Short task> Check each line of the listing below for the string "this", and copy the ones that have it.

Supplied records>
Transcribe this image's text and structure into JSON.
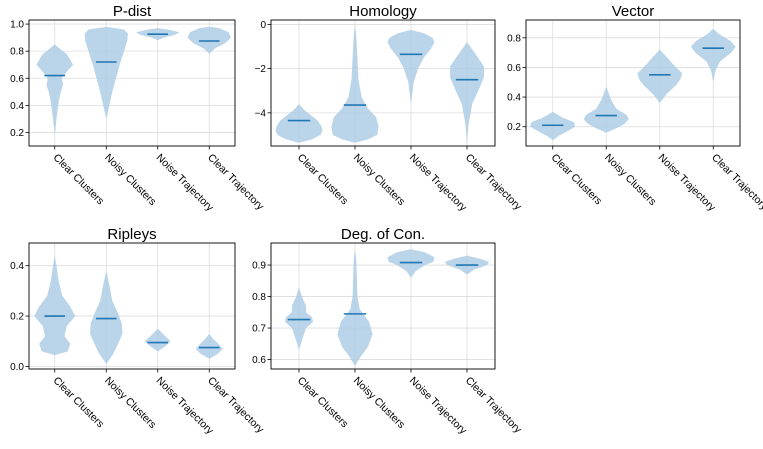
{
  "chart_data": [
    {
      "type": "violin",
      "title": "P-dist",
      "categories": [
        "Clear Clusters",
        "Noisy Clusters",
        "Noise Trajectory",
        "Clear Trajectory"
      ],
      "ylim": [
        0.1,
        1.03
      ],
      "yticks": [
        0.2,
        0.4,
        0.6,
        0.8,
        1.0
      ],
      "ytick_labels": [
        "0.2",
        "0.4",
        "0.6",
        "0.8",
        "1.0"
      ],
      "grid": true,
      "medians": [
        0.62,
        0.72,
        0.925,
        0.875
      ],
      "violins": [
        [
          [
            0.18,
            0.0
          ],
          [
            0.3,
            0.08
          ],
          [
            0.42,
            0.18
          ],
          [
            0.5,
            0.28
          ],
          [
            0.55,
            0.38
          ],
          [
            0.6,
            0.32
          ],
          [
            0.66,
            0.62
          ],
          [
            0.7,
            0.85
          ],
          [
            0.74,
            0.7
          ],
          [
            0.78,
            0.55
          ],
          [
            0.82,
            0.22
          ],
          [
            0.85,
            0.0
          ]
        ],
        [
          [
            0.3,
            0.0
          ],
          [
            0.4,
            0.14
          ],
          [
            0.5,
            0.28
          ],
          [
            0.6,
            0.45
          ],
          [
            0.7,
            0.62
          ],
          [
            0.8,
            0.82
          ],
          [
            0.88,
            0.98
          ],
          [
            0.93,
            1.0
          ],
          [
            0.96,
            0.82
          ],
          [
            0.98,
            0.0
          ]
        ],
        [
          [
            0.88,
            0.0
          ],
          [
            0.9,
            0.28
          ],
          [
            0.92,
            0.8
          ],
          [
            0.94,
            1.0
          ],
          [
            0.96,
            0.45
          ],
          [
            0.97,
            0.0
          ]
        ],
        [
          [
            0.78,
            0.0
          ],
          [
            0.82,
            0.25
          ],
          [
            0.86,
            0.75
          ],
          [
            0.9,
            1.0
          ],
          [
            0.94,
            0.9
          ],
          [
            0.97,
            0.45
          ],
          [
            0.98,
            0.0
          ]
        ]
      ]
    },
    {
      "type": "violin",
      "title": "Homology",
      "categories": [
        "Clear Clusters",
        "Noisy Clusters",
        "Noise Trajectory",
        "Clear Trajectory"
      ],
      "ylim": [
        -5.5,
        0.2
      ],
      "yticks": [
        -4,
        -2,
        0
      ],
      "ytick_labels": [
        "−4",
        "−2",
        "0"
      ],
      "grid": true,
      "medians": [
        -4.35,
        -3.65,
        -1.35,
        -2.5
      ],
      "violins": [
        [
          [
            -5.35,
            0.0
          ],
          [
            -5.2,
            0.55
          ],
          [
            -5.0,
            0.92
          ],
          [
            -4.8,
            1.0
          ],
          [
            -4.6,
            0.95
          ],
          [
            -4.35,
            0.8
          ],
          [
            -4.1,
            0.5
          ],
          [
            -3.85,
            0.2
          ],
          [
            -3.6,
            0.0
          ]
        ],
        [
          [
            -5.35,
            0.0
          ],
          [
            -5.2,
            0.55
          ],
          [
            -5.0,
            0.95
          ],
          [
            -4.6,
            1.0
          ],
          [
            -4.2,
            0.9
          ],
          [
            -3.8,
            0.55
          ],
          [
            -3.3,
            0.28
          ],
          [
            -2.5,
            0.15
          ],
          [
            -1.5,
            0.1
          ],
          [
            -0.6,
            0.06
          ],
          [
            0.0,
            0.0
          ]
        ],
        [
          [
            -3.6,
            0.0
          ],
          [
            -2.6,
            0.12
          ],
          [
            -2.0,
            0.3
          ],
          [
            -1.5,
            0.55
          ],
          [
            -1.1,
            0.85
          ],
          [
            -0.8,
            1.0
          ],
          [
            -0.6,
            0.92
          ],
          [
            -0.4,
            0.55
          ],
          [
            -0.25,
            0.0
          ]
        ],
        [
          [
            -5.4,
            0.0
          ],
          [
            -4.5,
            0.07
          ],
          [
            -3.6,
            0.22
          ],
          [
            -3.0,
            0.48
          ],
          [
            -2.4,
            0.72
          ],
          [
            -1.9,
            0.72
          ],
          [
            -1.4,
            0.4
          ],
          [
            -0.8,
            0.0
          ]
        ]
      ]
    },
    {
      "type": "violin",
      "title": "Vector",
      "categories": [
        "Clear Clusters",
        "Noisy Clusters",
        "Noise Trajectory",
        "Clear Trajectory"
      ],
      "ylim": [
        0.07,
        0.92
      ],
      "yticks": [
        0.2,
        0.4,
        0.6,
        0.8
      ],
      "ytick_labels": [
        "0.2",
        "0.4",
        "0.6",
        "0.8"
      ],
      "grid": true,
      "medians": [
        0.21,
        0.275,
        0.55,
        0.73
      ],
      "violins": [
        [
          [
            0.11,
            0.0
          ],
          [
            0.14,
            0.28
          ],
          [
            0.17,
            0.65
          ],
          [
            0.2,
            1.0
          ],
          [
            0.23,
            0.95
          ],
          [
            0.26,
            0.45
          ],
          [
            0.3,
            0.0
          ]
        ],
        [
          [
            0.16,
            0.0
          ],
          [
            0.19,
            0.45
          ],
          [
            0.22,
            0.82
          ],
          [
            0.25,
            1.0
          ],
          [
            0.28,
            0.9
          ],
          [
            0.32,
            0.45
          ],
          [
            0.38,
            0.22
          ],
          [
            0.43,
            0.1
          ],
          [
            0.47,
            0.0
          ]
        ],
        [
          [
            0.36,
            0.0
          ],
          [
            0.42,
            0.3
          ],
          [
            0.48,
            0.72
          ],
          [
            0.52,
            0.92
          ],
          [
            0.56,
            1.0
          ],
          [
            0.62,
            0.6
          ],
          [
            0.67,
            0.32
          ],
          [
            0.72,
            0.0
          ]
        ],
        [
          [
            0.5,
            0.0
          ],
          [
            0.58,
            0.1
          ],
          [
            0.64,
            0.3
          ],
          [
            0.7,
            0.8
          ],
          [
            0.74,
            1.0
          ],
          [
            0.78,
            0.75
          ],
          [
            0.82,
            0.3
          ],
          [
            0.86,
            0.0
          ]
        ]
      ]
    },
    {
      "type": "violin",
      "title": "Ripleys",
      "categories": [
        "Clear Clusters",
        "Noisy Clusters",
        "Noise Trajectory",
        "Clear Trajectory"
      ],
      "ylim": [
        -0.01,
        0.49
      ],
      "yticks": [
        0.0,
        0.2,
        0.4
      ],
      "ytick_labels": [
        "0.0",
        "0.2",
        "0.4"
      ],
      "grid": true,
      "medians": [
        0.2,
        0.19,
        0.095,
        0.075
      ],
      "violins": [
        [
          [
            0.045,
            0.0
          ],
          [
            0.06,
            0.6
          ],
          [
            0.09,
            0.72
          ],
          [
            0.12,
            0.45
          ],
          [
            0.16,
            0.55
          ],
          [
            0.2,
            0.95
          ],
          [
            0.24,
            0.7
          ],
          [
            0.28,
            0.35
          ],
          [
            0.34,
            0.18
          ],
          [
            0.4,
            0.08
          ],
          [
            0.44,
            0.0
          ]
        ],
        [
          [
            0.01,
            0.0
          ],
          [
            0.05,
            0.32
          ],
          [
            0.09,
            0.55
          ],
          [
            0.13,
            0.75
          ],
          [
            0.17,
            0.72
          ],
          [
            0.21,
            0.55
          ],
          [
            0.26,
            0.28
          ],
          [
            0.32,
            0.15
          ],
          [
            0.38,
            0.0
          ]
        ],
        [
          [
            0.06,
            0.0
          ],
          [
            0.08,
            0.35
          ],
          [
            0.1,
            0.6
          ],
          [
            0.12,
            0.35
          ],
          [
            0.15,
            0.0
          ]
        ],
        [
          [
            0.03,
            0.0
          ],
          [
            0.05,
            0.4
          ],
          [
            0.07,
            0.62
          ],
          [
            0.09,
            0.42
          ],
          [
            0.11,
            0.18
          ],
          [
            0.13,
            0.0
          ]
        ]
      ]
    },
    {
      "type": "violin",
      "title": "Deg. of Con.",
      "categories": [
        "Clear Clusters",
        "Noisy Clusters",
        "Noise Trajectory",
        "Clear Trajectory"
      ],
      "ylim": [
        0.57,
        0.97
      ],
      "yticks": [
        0.6,
        0.7,
        0.8,
        0.9
      ],
      "ytick_labels": [
        "0.6",
        "0.7",
        "0.8",
        "0.9"
      ],
      "grid": true,
      "medians": [
        0.727,
        0.745,
        0.908,
        0.9
      ],
      "violins": [
        [
          [
            0.63,
            0.0
          ],
          [
            0.66,
            0.12
          ],
          [
            0.7,
            0.3
          ],
          [
            0.72,
            0.6
          ],
          [
            0.735,
            0.55
          ],
          [
            0.75,
            0.3
          ],
          [
            0.77,
            0.3
          ],
          [
            0.8,
            0.12
          ],
          [
            0.83,
            0.0
          ]
        ],
        [
          [
            0.58,
            0.0
          ],
          [
            0.61,
            0.25
          ],
          [
            0.64,
            0.55
          ],
          [
            0.68,
            0.75
          ],
          [
            0.72,
            0.6
          ],
          [
            0.76,
            0.2
          ],
          [
            0.8,
            0.1
          ],
          [
            0.86,
            0.08
          ],
          [
            0.92,
            0.05
          ],
          [
            0.95,
            0.0
          ]
        ],
        [
          [
            0.86,
            0.0
          ],
          [
            0.88,
            0.2
          ],
          [
            0.9,
            0.6
          ],
          [
            0.91,
            0.95
          ],
          [
            0.925,
            1.0
          ],
          [
            0.94,
            0.6
          ],
          [
            0.95,
            0.0
          ]
        ],
        [
          [
            0.87,
            0.0
          ],
          [
            0.885,
            0.3
          ],
          [
            0.9,
            0.85
          ],
          [
            0.91,
            0.95
          ],
          [
            0.92,
            0.55
          ],
          [
            0.93,
            0.0
          ]
        ]
      ]
    }
  ]
}
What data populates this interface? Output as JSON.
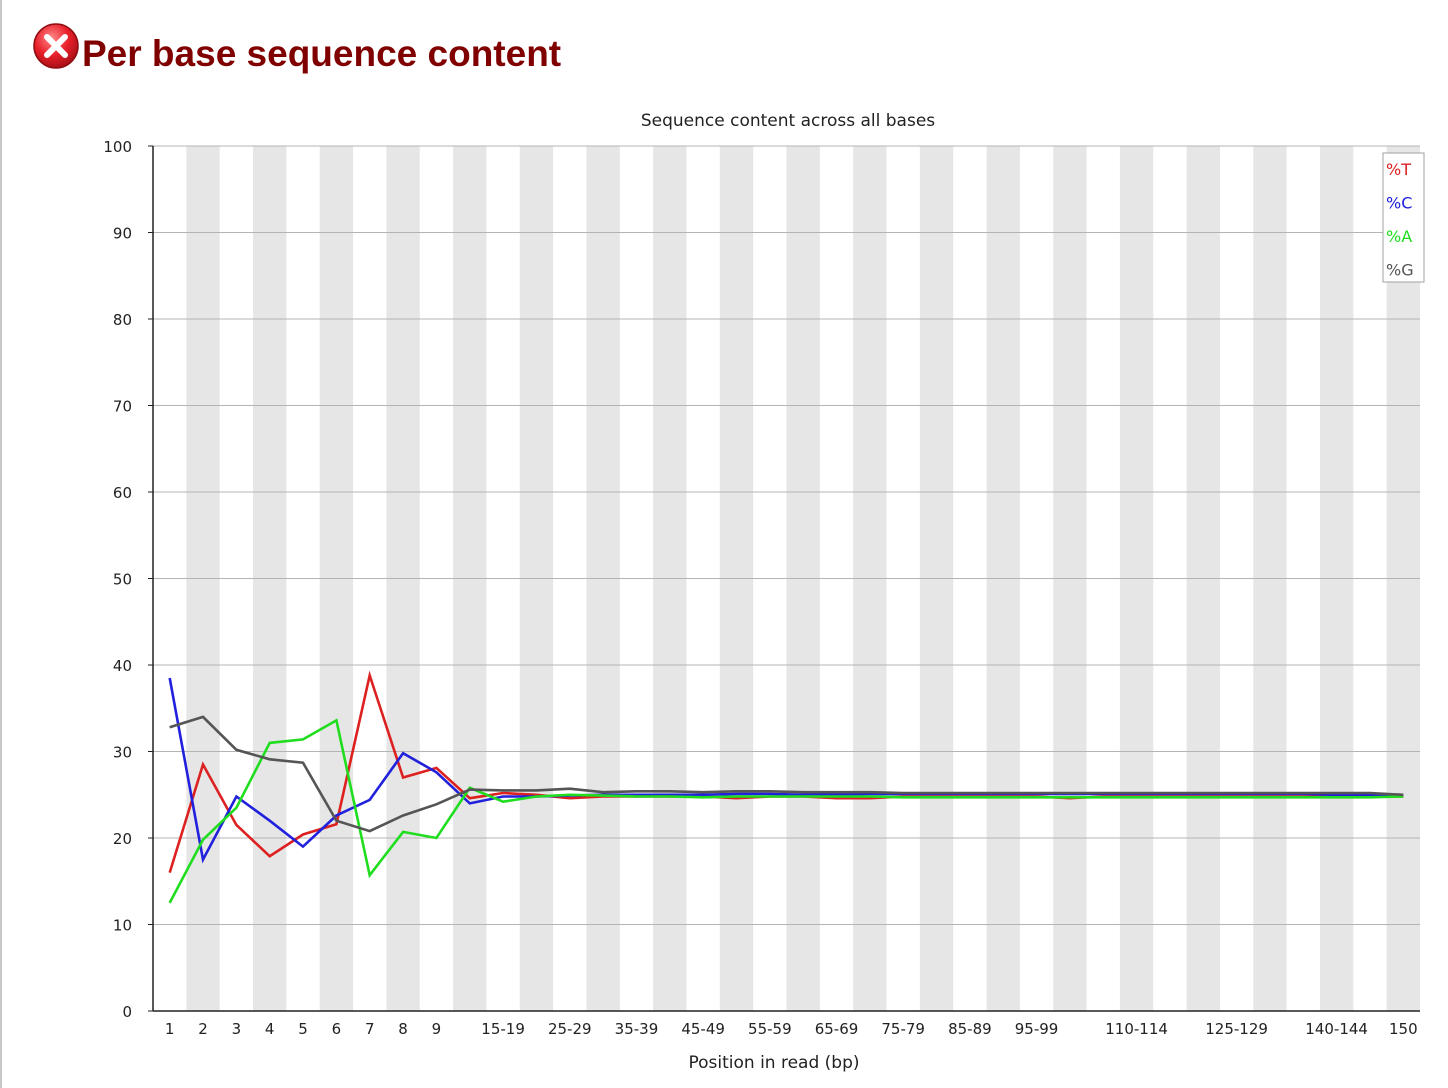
{
  "module": {
    "title": "Per base sequence content",
    "status_icon": "fail-icon",
    "status_color": "#e8202a",
    "title_color": "#800000"
  },
  "chart_data": {
    "type": "line",
    "title": "Sequence content across all bases",
    "xlabel": "Position in read (bp)",
    "ylabel": "",
    "ylim": [
      0,
      100
    ],
    "yticks": [
      0,
      10,
      20,
      30,
      40,
      50,
      60,
      70,
      80,
      90,
      100
    ],
    "grid": true,
    "legend_position": "top-right",
    "categories": [
      "1",
      "2",
      "3",
      "4",
      "5",
      "6",
      "7",
      "8",
      "9",
      "10-14",
      "15-19",
      "20-24",
      "25-29",
      "30-34",
      "35-39",
      "40-44",
      "45-49",
      "50-54",
      "55-59",
      "60-64",
      "65-69",
      "70-74",
      "75-79",
      "80-84",
      "85-89",
      "90-94",
      "95-99",
      "100-104",
      "105-109",
      "110-114",
      "115-119",
      "120-124",
      "125-129",
      "130-134",
      "135-139",
      "140-144",
      "145-149",
      "150"
    ],
    "xtick_labels": [
      "1",
      "2",
      "3",
      "4",
      "5",
      "6",
      "7",
      "8",
      "9",
      "",
      "15-19",
      "",
      "25-29",
      "",
      "35-39",
      "",
      "45-49",
      "",
      "55-59",
      "",
      "65-69",
      "",
      "75-79",
      "",
      "85-89",
      "",
      "95-99",
      "",
      "",
      "110-114",
      "",
      "",
      "125-129",
      "",
      "",
      "140-144",
      "",
      "150"
    ],
    "series": [
      {
        "name": "%T",
        "color": "#dd2020",
        "values": [
          16.0,
          28.5,
          21.5,
          17.9,
          20.4,
          21.6,
          38.8,
          27.0,
          28.1,
          24.6,
          25.2,
          25.0,
          24.6,
          24.8,
          24.8,
          24.8,
          24.8,
          24.6,
          24.8,
          24.8,
          24.6,
          24.6,
          24.8,
          24.8,
          24.8,
          24.8,
          24.8,
          24.6,
          24.8,
          24.8,
          24.8,
          24.8,
          24.8,
          24.8,
          24.8,
          24.8,
          24.8,
          24.8
        ]
      },
      {
        "name": "%C",
        "color": "#2020dd",
        "values": [
          38.5,
          17.5,
          24.8,
          22.0,
          19.0,
          22.6,
          24.4,
          29.8,
          27.6,
          24.0,
          24.8,
          24.8,
          24.9,
          25.0,
          25.0,
          25.0,
          25.0,
          25.1,
          25.1,
          25.0,
          25.0,
          25.1,
          25.1,
          25.1,
          25.1,
          25.1,
          25.1,
          25.1,
          25.1,
          25.1,
          25.1,
          25.1,
          25.1,
          25.1,
          25.1,
          25.0,
          25.0,
          24.9
        ]
      },
      {
        "name": "%A",
        "color": "#20dd20",
        "values": [
          12.5,
          19.8,
          23.5,
          31.0,
          31.4,
          33.6,
          15.7,
          20.7,
          20.0,
          25.8,
          24.2,
          24.8,
          25.0,
          24.9,
          24.8,
          24.8,
          24.7,
          24.8,
          24.8,
          24.8,
          24.8,
          24.8,
          24.7,
          24.7,
          24.7,
          24.7,
          24.7,
          24.7,
          24.7,
          24.7,
          24.7,
          24.7,
          24.7,
          24.7,
          24.7,
          24.7,
          24.7,
          24.8
        ]
      },
      {
        "name": "%G",
        "color": "#555555",
        "values": [
          32.8,
          34.0,
          30.2,
          29.1,
          28.7,
          22.0,
          20.8,
          22.6,
          23.9,
          25.6,
          25.5,
          25.5,
          25.7,
          25.3,
          25.4,
          25.4,
          25.3,
          25.4,
          25.4,
          25.3,
          25.3,
          25.3,
          25.2,
          25.2,
          25.2,
          25.2,
          25.2,
          25.2,
          25.2,
          25.2,
          25.2,
          25.2,
          25.2,
          25.2,
          25.2,
          25.2,
          25.2,
          25.0
        ]
      }
    ]
  }
}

Answer for the task>
Transcribe this image's text and structure into JSON.
What data populates this interface? Output as JSON.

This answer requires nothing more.